- **Records provided**
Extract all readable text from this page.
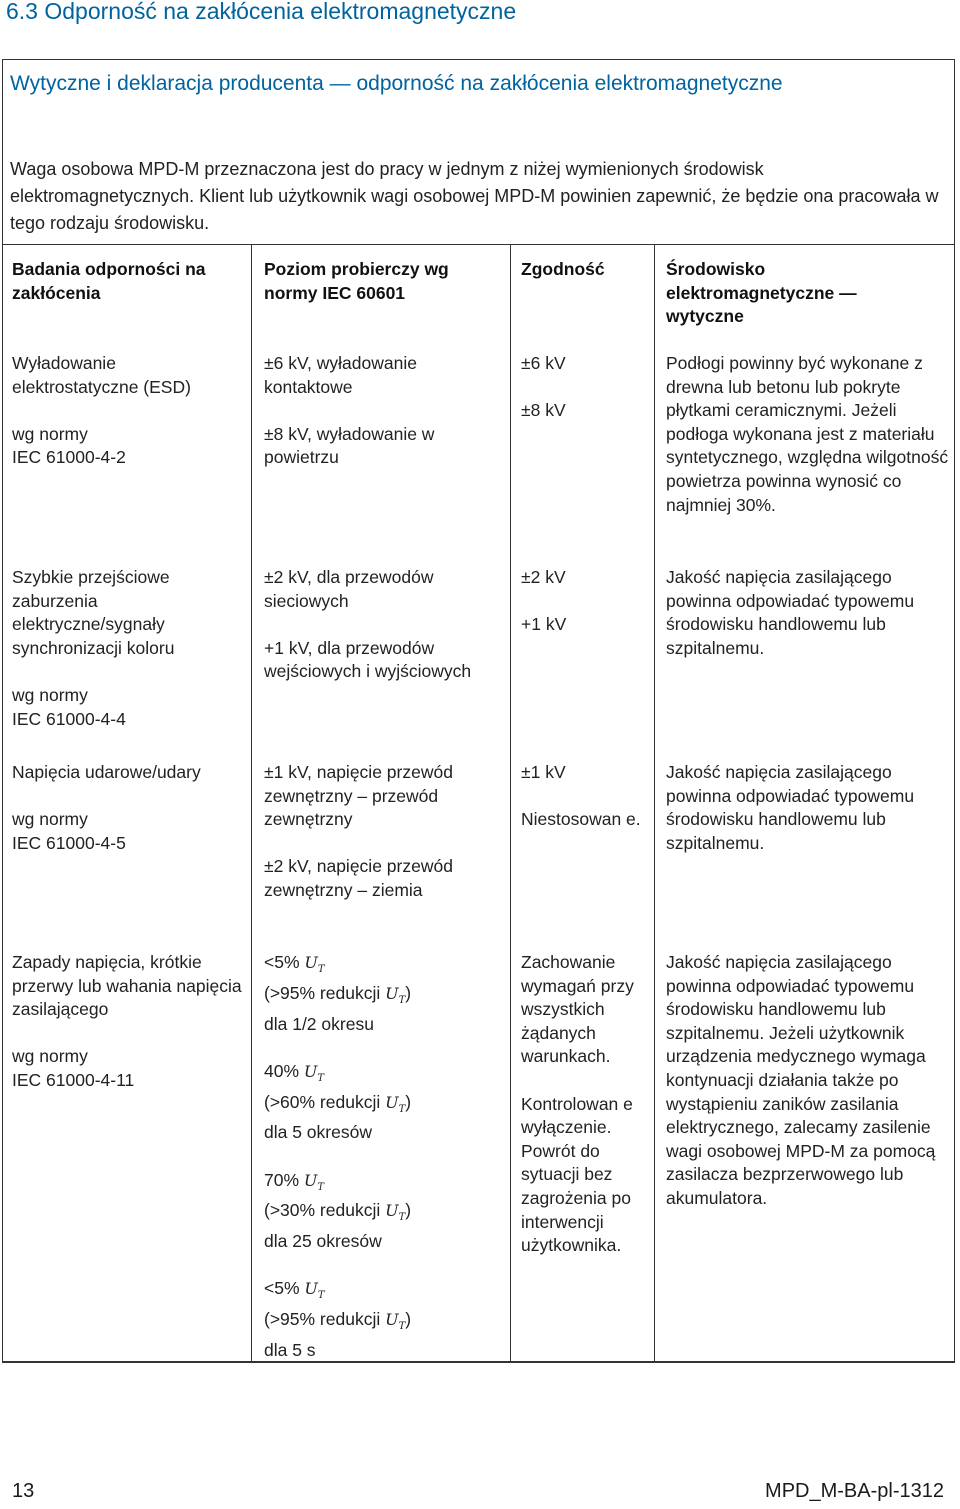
6.3 Odporność na zakłócenia elektromagnetyczne
Wytyczne i deklaracja producenta — odporność na zakłócenia elektromagnetyczne
Waga osobowa MPD-M przeznaczona jest do pracy w jednym z niżej wymienionych środowisk elektromagnetycznych. Klient lub użytkownik wagi osobowej MPD-M powinien zapewnić, że będzie ona pracowała w tego rodzaju środowisku.
Badania odporności na zakłócenia
Poziom probierczy wg normy IEC 60601
Zgodność	Środowisko elektromagnetyczne — wytyczne

Wyładowanie elektrostatyczne (ESD)

wg normy

IEC 61000-4-2

±6 kV, wyładowanie kontaktowe

±8 kV, wyładowanie w powietrzu

±6 kV

±8 kV

Podłogi powinny być wykonane z drewna lub betonu lub pokryte płytkami ceramicznymi. Jeżeli podłoga wykonana jest z materiału syntetycznego, względna wilgotność powietrza powinna wynosić co najmniej 30%.

Szybkie przejściowe zaburzenia elektryczne/sygnały synchronizacji koloru

wg normy

IEC 61000-4-4

±2 kV, dla przewodów sieciowych

+1 kV, dla przewodów wejściowych i wyjściowych

±2 kV

+1 kV

Jakość napięcia zasilającego powinna odpowiadać typowemu środowisku handlowemu lub szpitalnemu.

Napięcia udarowe/udary

wg normy

IEC 61000-4-5

±1 kV, napięcie przewód zewnętrzny – przewód zewnętrzny

±2 kV, napięcie przewód zewnętrzny – ziemia

±1 kV

Niestosowan e.

Jakość napięcia zasilającego powinna odpowiadać typowemu środowisku handlowemu lub szpitalnemu.

Zapady napięcia, krótkie przerwy lub wahania napięcia zasilającego

wg normy

IEC 61000-4-11

<5% $U_T$
(>95% redukcji $U_T$)
dla 1/2 okresu

40% $U_T$
(>60% redukcji $U_T$)
dla 5 okresów

70% $U_T$
(>30% redukcji $U_T$)
dla 25 okresów

<5% $U_T$
(>95% redukcji $U_T$)
dla 5 s

Zachowanie wymagań przy wszystkich żądanych warunkach.

Kontrolowan e wyłączenie. Powrót do sytuacji bez zagrożenia po interwencji użytkownika.

Jakość napięcia zasilającego powinna odpowiadać typowemu środowisku handlowemu lub szpitalnemu. Jeżeli użytkownik urządzenia medycznego wymaga kontynuacji działania także po wystąpieniu zaników zasilania elektrycznego, zalecamy zasilenie wagi osobowej MPD-M za pomocą zasilacza bezprzerwowego lub akumulatora.

13	MPD_M-BA-pl-1312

- **Exercise instructions**
What is the number of lines in the listing above that contain the string "elektromagnetyczne"? Give only the number.

- **Solution for this problem**
3